Dataset items:
**********
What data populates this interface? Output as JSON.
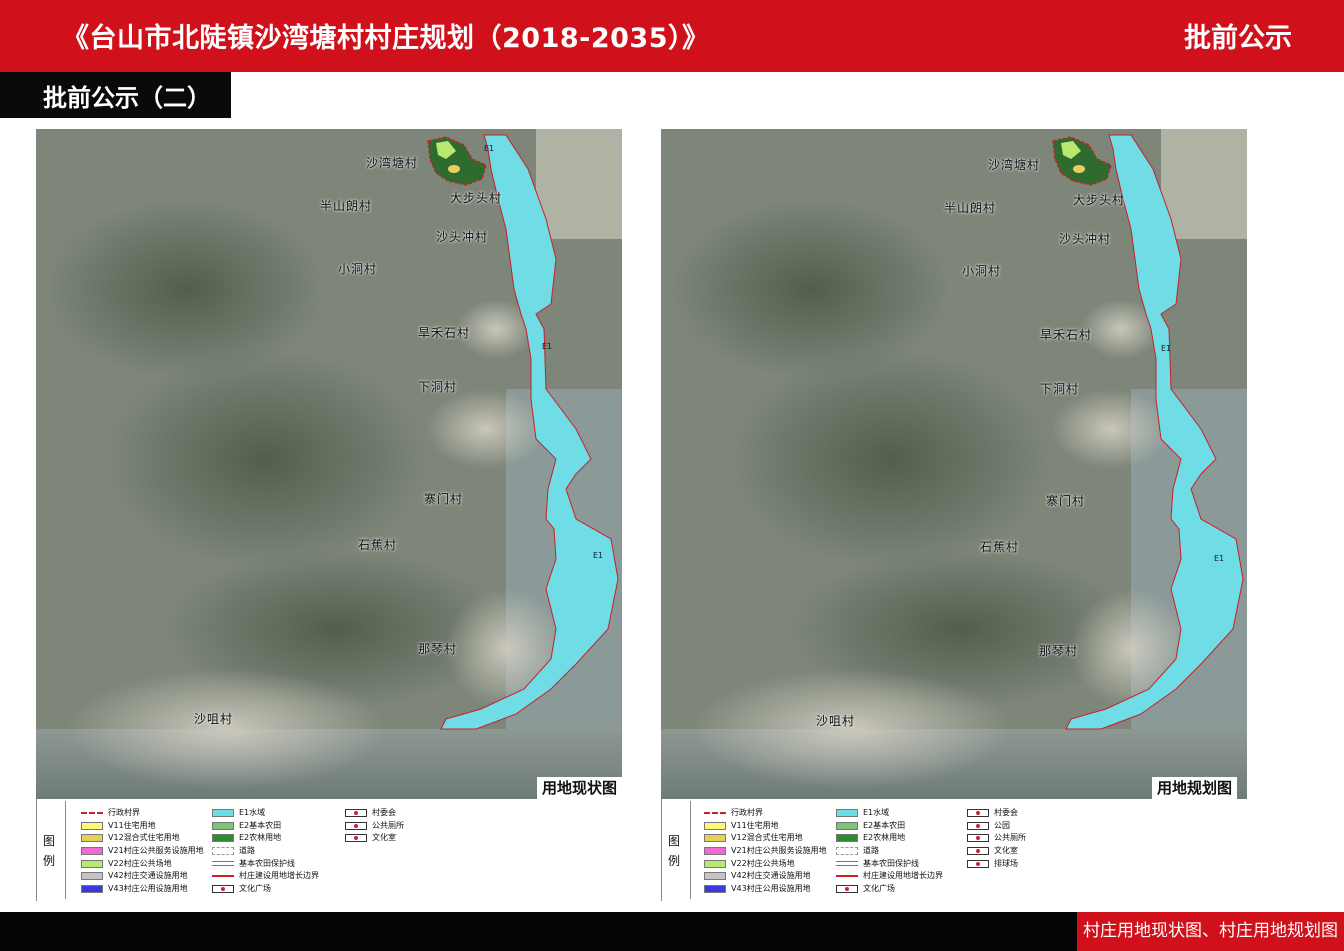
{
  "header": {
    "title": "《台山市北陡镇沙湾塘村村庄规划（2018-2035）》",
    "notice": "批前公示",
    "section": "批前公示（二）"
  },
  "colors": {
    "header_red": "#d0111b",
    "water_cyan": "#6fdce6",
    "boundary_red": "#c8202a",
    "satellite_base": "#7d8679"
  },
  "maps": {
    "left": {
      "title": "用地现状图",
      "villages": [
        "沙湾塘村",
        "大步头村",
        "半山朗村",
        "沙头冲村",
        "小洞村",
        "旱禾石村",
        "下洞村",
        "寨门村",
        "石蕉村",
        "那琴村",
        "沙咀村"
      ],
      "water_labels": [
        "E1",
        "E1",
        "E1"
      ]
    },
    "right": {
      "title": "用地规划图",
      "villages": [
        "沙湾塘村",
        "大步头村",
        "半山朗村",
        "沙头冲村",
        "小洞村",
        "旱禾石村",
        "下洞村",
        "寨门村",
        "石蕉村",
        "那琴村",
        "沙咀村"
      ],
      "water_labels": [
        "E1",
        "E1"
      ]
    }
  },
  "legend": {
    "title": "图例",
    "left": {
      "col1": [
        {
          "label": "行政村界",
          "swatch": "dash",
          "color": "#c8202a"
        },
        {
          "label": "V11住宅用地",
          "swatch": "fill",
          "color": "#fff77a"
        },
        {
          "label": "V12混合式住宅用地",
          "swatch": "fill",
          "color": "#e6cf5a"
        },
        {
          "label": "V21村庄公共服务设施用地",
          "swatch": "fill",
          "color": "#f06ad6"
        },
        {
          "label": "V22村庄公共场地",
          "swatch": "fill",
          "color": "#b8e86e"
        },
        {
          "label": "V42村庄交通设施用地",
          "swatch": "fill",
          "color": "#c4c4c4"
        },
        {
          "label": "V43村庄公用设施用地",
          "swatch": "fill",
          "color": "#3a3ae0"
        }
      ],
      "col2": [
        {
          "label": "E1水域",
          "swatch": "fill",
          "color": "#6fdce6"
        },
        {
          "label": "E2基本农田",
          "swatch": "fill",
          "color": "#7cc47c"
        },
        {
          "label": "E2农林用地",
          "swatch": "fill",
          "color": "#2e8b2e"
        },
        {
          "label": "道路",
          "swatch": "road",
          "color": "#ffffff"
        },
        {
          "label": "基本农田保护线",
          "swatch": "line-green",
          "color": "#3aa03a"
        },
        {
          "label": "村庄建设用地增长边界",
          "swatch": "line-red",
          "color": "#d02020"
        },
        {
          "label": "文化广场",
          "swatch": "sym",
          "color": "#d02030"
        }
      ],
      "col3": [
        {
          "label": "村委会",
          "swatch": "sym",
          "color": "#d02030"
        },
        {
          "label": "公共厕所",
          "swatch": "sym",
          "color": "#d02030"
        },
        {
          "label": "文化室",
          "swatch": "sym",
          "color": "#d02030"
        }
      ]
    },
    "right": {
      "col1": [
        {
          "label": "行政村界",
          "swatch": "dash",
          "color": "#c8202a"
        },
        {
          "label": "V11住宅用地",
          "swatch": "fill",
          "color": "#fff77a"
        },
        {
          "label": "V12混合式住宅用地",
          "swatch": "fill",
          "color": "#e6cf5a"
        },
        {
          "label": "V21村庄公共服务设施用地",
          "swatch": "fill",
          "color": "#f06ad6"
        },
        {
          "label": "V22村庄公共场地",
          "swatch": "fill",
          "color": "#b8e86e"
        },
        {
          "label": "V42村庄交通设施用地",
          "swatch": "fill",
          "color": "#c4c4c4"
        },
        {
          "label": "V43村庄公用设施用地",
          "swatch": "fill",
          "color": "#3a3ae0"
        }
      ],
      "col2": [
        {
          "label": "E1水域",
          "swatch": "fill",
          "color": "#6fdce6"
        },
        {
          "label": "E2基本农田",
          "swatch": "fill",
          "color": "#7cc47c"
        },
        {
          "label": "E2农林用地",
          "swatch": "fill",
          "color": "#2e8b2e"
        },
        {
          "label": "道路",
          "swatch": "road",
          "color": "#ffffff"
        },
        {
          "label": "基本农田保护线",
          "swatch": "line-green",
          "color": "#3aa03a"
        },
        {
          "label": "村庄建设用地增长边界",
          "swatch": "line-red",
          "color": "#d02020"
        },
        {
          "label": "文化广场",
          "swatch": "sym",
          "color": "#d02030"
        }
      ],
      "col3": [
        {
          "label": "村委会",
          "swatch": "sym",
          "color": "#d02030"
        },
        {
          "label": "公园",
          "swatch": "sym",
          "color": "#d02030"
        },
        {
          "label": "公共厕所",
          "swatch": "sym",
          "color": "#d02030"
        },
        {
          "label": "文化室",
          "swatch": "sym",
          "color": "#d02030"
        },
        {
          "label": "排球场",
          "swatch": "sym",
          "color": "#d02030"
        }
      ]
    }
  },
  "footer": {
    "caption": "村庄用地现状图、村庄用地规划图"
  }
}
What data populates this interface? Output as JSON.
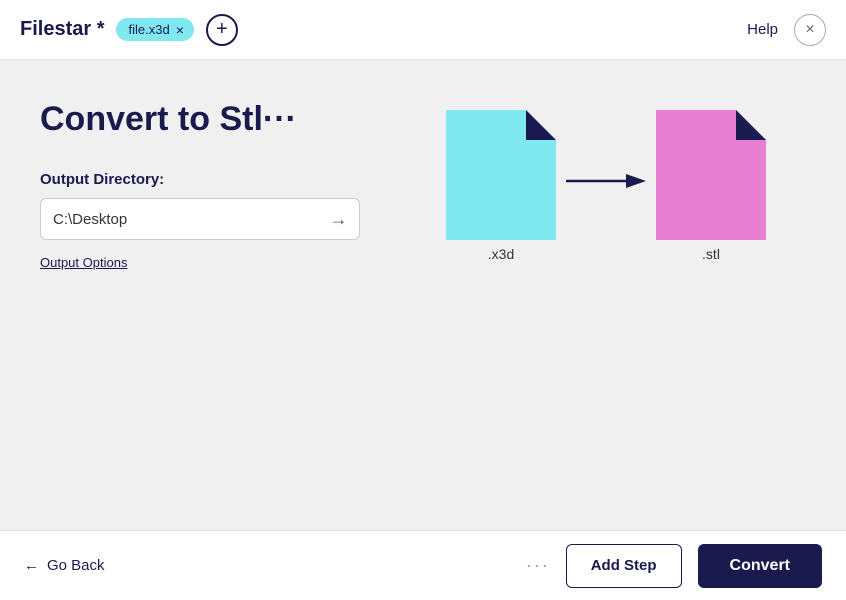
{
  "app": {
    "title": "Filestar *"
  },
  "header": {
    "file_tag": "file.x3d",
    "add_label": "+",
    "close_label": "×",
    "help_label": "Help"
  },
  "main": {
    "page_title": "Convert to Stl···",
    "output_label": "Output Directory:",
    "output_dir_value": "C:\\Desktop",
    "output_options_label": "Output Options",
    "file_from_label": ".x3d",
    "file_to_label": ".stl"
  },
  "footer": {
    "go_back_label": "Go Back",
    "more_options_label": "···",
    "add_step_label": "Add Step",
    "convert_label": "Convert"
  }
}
**********
> [GIVEN INSTRUCTION] Every line of text is to be repeated exactly; pictures are left out.

> [SOLUTION TO THE PROBLEM]
What data populates this interface? Output as JSON.
{
  "header": {
    "title": "《台山市北陡镇沙湾塘村村庄规划（2018-2035）》",
    "notice": "批前公示",
    "section": "批前公示（二）"
  },
  "colors": {
    "header_red": "#d0111b",
    "water_cyan": "#6fdce6",
    "boundary_red": "#c8202a",
    "satellite_base": "#7d8679"
  },
  "maps": {
    "left": {
      "title": "用地现状图",
      "villages": [
        "沙湾塘村",
        "大步头村",
        "半山朗村",
        "沙头冲村",
        "小洞村",
        "旱禾石村",
        "下洞村",
        "寨门村",
        "石蕉村",
        "那琴村",
        "沙咀村"
      ],
      "water_labels": [
        "E1",
        "E1",
        "E1"
      ]
    },
    "right": {
      "title": "用地规划图",
      "villages": [
        "沙湾塘村",
        "大步头村",
        "半山朗村",
        "沙头冲村",
        "小洞村",
        "旱禾石村",
        "下洞村",
        "寨门村",
        "石蕉村",
        "那琴村",
        "沙咀村"
      ],
      "water_labels": [
        "E1",
        "E1"
      ]
    }
  },
  "legend": {
    "title": "图例",
    "left": {
      "col1": [
        {
          "label": "行政村界",
          "swatch": "dash",
          "color": "#c8202a"
        },
        {
          "label": "V11住宅用地",
          "swatch": "fill",
          "color": "#fff77a"
        },
        {
          "label": "V12混合式住宅用地",
          "swatch": "fill",
          "color": "#e6cf5a"
        },
        {
          "label": "V21村庄公共服务设施用地",
          "swatch": "fill",
          "color": "#f06ad6"
        },
        {
          "label": "V22村庄公共场地",
          "swatch": "fill",
          "color": "#b8e86e"
        },
        {
          "label": "V42村庄交通设施用地",
          "swatch": "fill",
          "color": "#c4c4c4"
        },
        {
          "label": "V43村庄公用设施用地",
          "swatch": "fill",
          "color": "#3a3ae0"
        }
      ],
      "col2": [
        {
          "label": "E1水域",
          "swatch": "fill",
          "color": "#6fdce6"
        },
        {
          "label": "E2基本农田",
          "swatch": "fill",
          "color": "#7cc47c"
        },
        {
          "label": "E2农林用地",
          "swatch": "fill",
          "color": "#2e8b2e"
        },
        {
          "label": "道路",
          "swatch": "road",
          "color": "#ffffff"
        },
        {
          "label": "基本农田保护线",
          "swatch": "line-green",
          "color": "#3aa03a"
        },
        {
          "label": "村庄建设用地增长边界",
          "swatch": "line-red",
          "color": "#d02020"
        },
        {
          "label": "文化广场",
          "swatch": "sym",
          "color": "#d02030"
        }
      ],
      "col3": [
        {
          "label": "村委会",
          "swatch": "sym",
          "color": "#d02030"
        },
        {
          "label": "公共厕所",
          "swatch": "sym",
          "color": "#d02030"
        },
        {
          "label": "文化室",
          "swatch": "sym",
          "color": "#d02030"
        }
      ]
    },
    "right": {
      "col1": [
        {
          "label": "行政村界",
          "swatch": "dash",
          "color": "#c8202a"
        },
        {
          "label": "V11住宅用地",
          "swatch": "fill",
          "color": "#fff77a"
        },
        {
          "label": "V12混合式住宅用地",
          "swatch": "fill",
          "color": "#e6cf5a"
        },
        {
          "label": "V21村庄公共服务设施用地",
          "swatch": "fill",
          "color": "#f06ad6"
        },
        {
          "label": "V22村庄公共场地",
          "swatch": "fill",
          "color": "#b8e86e"
        },
        {
          "label": "V42村庄交通设施用地",
          "swatch": "fill",
          "color": "#c4c4c4"
        },
        {
          "label": "V43村庄公用设施用地",
          "swatch": "fill",
          "color": "#3a3ae0"
        }
      ],
      "col2": [
        {
          "label": "E1水域",
          "swatch": "fill",
          "color": "#6fdce6"
        },
        {
          "label": "E2基本农田",
          "swatch": "fill",
          "color": "#7cc47c"
        },
        {
          "label": "E2农林用地",
          "swatch": "fill",
          "color": "#2e8b2e"
        },
        {
          "label": "道路",
          "swatch": "road",
          "color": "#ffffff"
        },
        {
          "label": "基本农田保护线",
          "swatch": "line-green",
          "color": "#3aa03a"
        },
        {
          "label": "村庄建设用地增长边界",
          "swatch": "line-red",
          "color": "#d02020"
        },
        {
          "label": "文化广场",
          "swatch": "sym",
          "color": "#d02030"
        }
      ],
      "col3": [
        {
          "label": "村委会",
          "swatch": "sym",
          "color": "#d02030"
        },
        {
          "label": "公园",
          "swatch": "sym",
          "color": "#d02030"
        },
        {
          "label": "公共厕所",
          "swatch": "sym",
          "color": "#d02030"
        },
        {
          "label": "文化室",
          "swatch": "sym",
          "color": "#d02030"
        },
        {
          "label": "排球场",
          "swatch": "sym",
          "color": "#d02030"
        }
      ]
    }
  },
  "footer": {
    "caption": "村庄用地现状图、村庄用地规划图"
  }
}
What data populates this interface? Output as JSON.
{
  "app": {
    "title": "Filestar *"
  },
  "header": {
    "file_tag": "file.x3d",
    "add_label": "+",
    "close_label": "×",
    "help_label": "Help"
  },
  "main": {
    "page_title": "Convert to Stl···",
    "output_label": "Output Directory:",
    "output_dir_value": "C:\\Desktop",
    "output_options_label": "Output Options",
    "file_from_label": ".x3d",
    "file_to_label": ".stl"
  },
  "footer": {
    "go_back_label": "Go Back",
    "more_options_label": "···",
    "add_step_label": "Add Step",
    "convert_label": "Convert"
  }
}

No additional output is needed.